> Given task
Copy each line below exactly and leave the pictures out.

> Figure collection entries
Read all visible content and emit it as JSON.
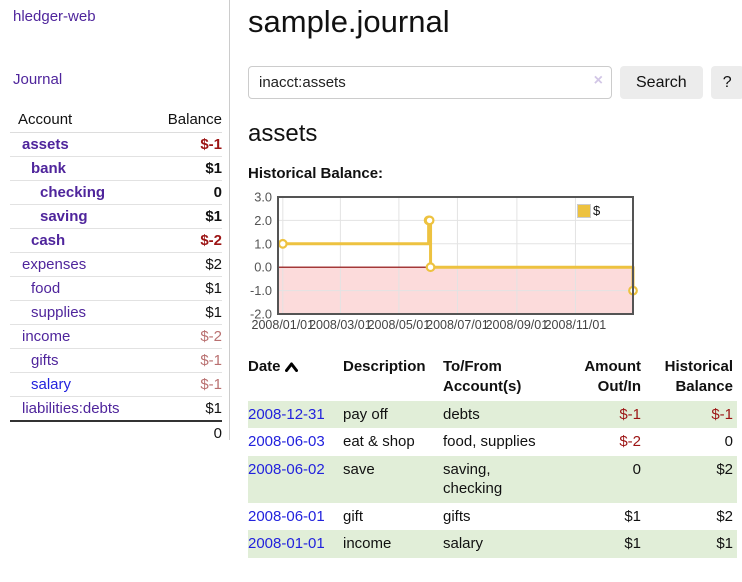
{
  "app": {
    "brand": "hledger-web",
    "nav_journal": "Journal"
  },
  "sidebar": {
    "headers": {
      "account": "Account",
      "balance": "Balance"
    },
    "accounts": [
      {
        "name": "assets",
        "balance": "$-1"
      },
      {
        "name": "bank",
        "balance": "$1"
      },
      {
        "name": "checking",
        "balance": "0"
      },
      {
        "name": "saving",
        "balance": "$1"
      },
      {
        "name": "cash",
        "balance": "$-2"
      },
      {
        "name": "expenses",
        "balance": "$2"
      },
      {
        "name": "food",
        "balance": "$1"
      },
      {
        "name": "supplies",
        "balance": "$1"
      },
      {
        "name": "income",
        "balance": "$-2"
      },
      {
        "name": "gifts",
        "balance": "$-1"
      },
      {
        "name": "salary",
        "balance": "$-1"
      },
      {
        "name": "liabilities:debts",
        "balance": "$1"
      }
    ],
    "total": "0"
  },
  "header": {
    "title": "sample.journal"
  },
  "search": {
    "value": "inacct:assets",
    "clear": "×",
    "search_button": "Search",
    "help_button": "?"
  },
  "account_page": {
    "title": "assets",
    "chart_title": "Historical Balance:"
  },
  "chart_data": {
    "type": "line",
    "title": "Historical Balance:",
    "series": [
      {
        "name": "$",
        "color": "#edc240",
        "steps": true,
        "points": [
          [
            "2008-01-01",
            1
          ],
          [
            "2008-06-01",
            2
          ],
          [
            "2008-06-02",
            2
          ],
          [
            "2008-06-03",
            0
          ],
          [
            "2008-12-31",
            -1
          ]
        ]
      }
    ],
    "ylim": [
      -2,
      3
    ],
    "xlim": [
      "2007-12-27",
      "2008-12-31"
    ],
    "yticks": [
      {
        "v": 3,
        "label": "3.0"
      },
      {
        "v": 2,
        "label": "2.0"
      },
      {
        "v": 1,
        "label": "1.0"
      },
      {
        "v": 0,
        "label": "0.0"
      },
      {
        "v": -1,
        "label": "-1.0"
      },
      {
        "v": -2,
        "label": "-2.0"
      }
    ],
    "xticks": [
      {
        "d": "2008-01-01",
        "label": "2008/01/01"
      },
      {
        "d": "2008-03-01",
        "label": "2008/03/01"
      },
      {
        "d": "2008-05-01",
        "label": "2008/05/01"
      },
      {
        "d": "2008-07-01",
        "label": "2008/07/01"
      },
      {
        "d": "2008-09-01",
        "label": "2008/09/01"
      },
      {
        "d": "2008-11-01",
        "label": "2008/11/01"
      }
    ],
    "grid": true,
    "legend_position": "top-right",
    "negative_fill": "#fcdbdb",
    "zero_line_color": "#8b0000"
  },
  "register": {
    "headers": {
      "date": "Date",
      "description": "Description",
      "accounts": "To/From Account(s)",
      "amount": "Amount Out/In",
      "balance": "Historical Balance"
    },
    "rows": [
      {
        "date": "2008-12-31",
        "description": "pay off",
        "accounts": "debts",
        "amount": "$-1",
        "balance": "$-1"
      },
      {
        "date": "2008-06-03",
        "description": "eat & shop",
        "accounts": "food, supplies",
        "amount": "$-2",
        "balance": "0"
      },
      {
        "date": "2008-06-02",
        "description": "save",
        "accounts": "saving, checking",
        "amount": "0",
        "balance": "$2"
      },
      {
        "date": "2008-06-01",
        "description": "gift",
        "accounts": "gifts",
        "amount": "$1",
        "balance": "$2"
      },
      {
        "date": "2008-01-01",
        "description": "income",
        "accounts": "salary",
        "amount": "$1",
        "balance": "$1"
      }
    ]
  },
  "colors": {
    "link_purple": "#4f259c",
    "link_blue": "#2222dd",
    "negative_strong": "#9c1414",
    "negative_muted": "#b97070",
    "row_green": "#e1eed8",
    "series_yellow": "#edc240"
  }
}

> Correct response
Read all visible content and emit it as JSON.
{
  "app": {
    "brand": "hledger-web",
    "nav_journal": "Journal"
  },
  "sidebar": {
    "headers": {
      "account": "Account",
      "balance": "Balance"
    },
    "accounts": [
      {
        "name": "assets",
        "balance": "$-1"
      },
      {
        "name": "bank",
        "balance": "$1"
      },
      {
        "name": "checking",
        "balance": "0"
      },
      {
        "name": "saving",
        "balance": "$1"
      },
      {
        "name": "cash",
        "balance": "$-2"
      },
      {
        "name": "expenses",
        "balance": "$2"
      },
      {
        "name": "food",
        "balance": "$1"
      },
      {
        "name": "supplies",
        "balance": "$1"
      },
      {
        "name": "income",
        "balance": "$-2"
      },
      {
        "name": "gifts",
        "balance": "$-1"
      },
      {
        "name": "salary",
        "balance": "$-1"
      },
      {
        "name": "liabilities:debts",
        "balance": "$1"
      }
    ],
    "total": "0"
  },
  "header": {
    "title": "sample.journal"
  },
  "search": {
    "value": "inacct:assets",
    "clear": "×",
    "search_button": "Search",
    "help_button": "?"
  },
  "account_page": {
    "title": "assets",
    "chart_title": "Historical Balance:"
  },
  "chart_data": {
    "type": "line",
    "title": "Historical Balance:",
    "series": [
      {
        "name": "$",
        "color": "#edc240",
        "steps": true,
        "points": [
          [
            "2008-01-01",
            1
          ],
          [
            "2008-06-01",
            2
          ],
          [
            "2008-06-02",
            2
          ],
          [
            "2008-06-03",
            0
          ],
          [
            "2008-12-31",
            -1
          ]
        ]
      }
    ],
    "ylim": [
      -2,
      3
    ],
    "xlim": [
      "2007-12-27",
      "2008-12-31"
    ],
    "yticks": [
      {
        "v": 3,
        "label": "3.0"
      },
      {
        "v": 2,
        "label": "2.0"
      },
      {
        "v": 1,
        "label": "1.0"
      },
      {
        "v": 0,
        "label": "0.0"
      },
      {
        "v": -1,
        "label": "-1.0"
      },
      {
        "v": -2,
        "label": "-2.0"
      }
    ],
    "xticks": [
      {
        "d": "2008-01-01",
        "label": "2008/01/01"
      },
      {
        "d": "2008-03-01",
        "label": "2008/03/01"
      },
      {
        "d": "2008-05-01",
        "label": "2008/05/01"
      },
      {
        "d": "2008-07-01",
        "label": "2008/07/01"
      },
      {
        "d": "2008-09-01",
        "label": "2008/09/01"
      },
      {
        "d": "2008-11-01",
        "label": "2008/11/01"
      }
    ],
    "grid": true,
    "legend_position": "top-right",
    "negative_fill": "#fcdbdb",
    "zero_line_color": "#8b0000"
  },
  "register": {
    "headers": {
      "date": "Date",
      "description": "Description",
      "accounts": "To/From Account(s)",
      "amount": "Amount Out/In",
      "balance": "Historical Balance"
    },
    "rows": [
      {
        "date": "2008-12-31",
        "description": "pay off",
        "accounts": "debts",
        "amount": "$-1",
        "balance": "$-1"
      },
      {
        "date": "2008-06-03",
        "description": "eat & shop",
        "accounts": "food, supplies",
        "amount": "$-2",
        "balance": "0"
      },
      {
        "date": "2008-06-02",
        "description": "save",
        "accounts": "saving, checking",
        "amount": "0",
        "balance": "$2"
      },
      {
        "date": "2008-06-01",
        "description": "gift",
        "accounts": "gifts",
        "amount": "$1",
        "balance": "$2"
      },
      {
        "date": "2008-01-01",
        "description": "income",
        "accounts": "salary",
        "amount": "$1",
        "balance": "$1"
      }
    ]
  },
  "colors": {
    "link_purple": "#4f259c",
    "link_blue": "#2222dd",
    "negative_strong": "#9c1414",
    "negative_muted": "#b97070",
    "row_green": "#e1eed8",
    "series_yellow": "#edc240"
  }
}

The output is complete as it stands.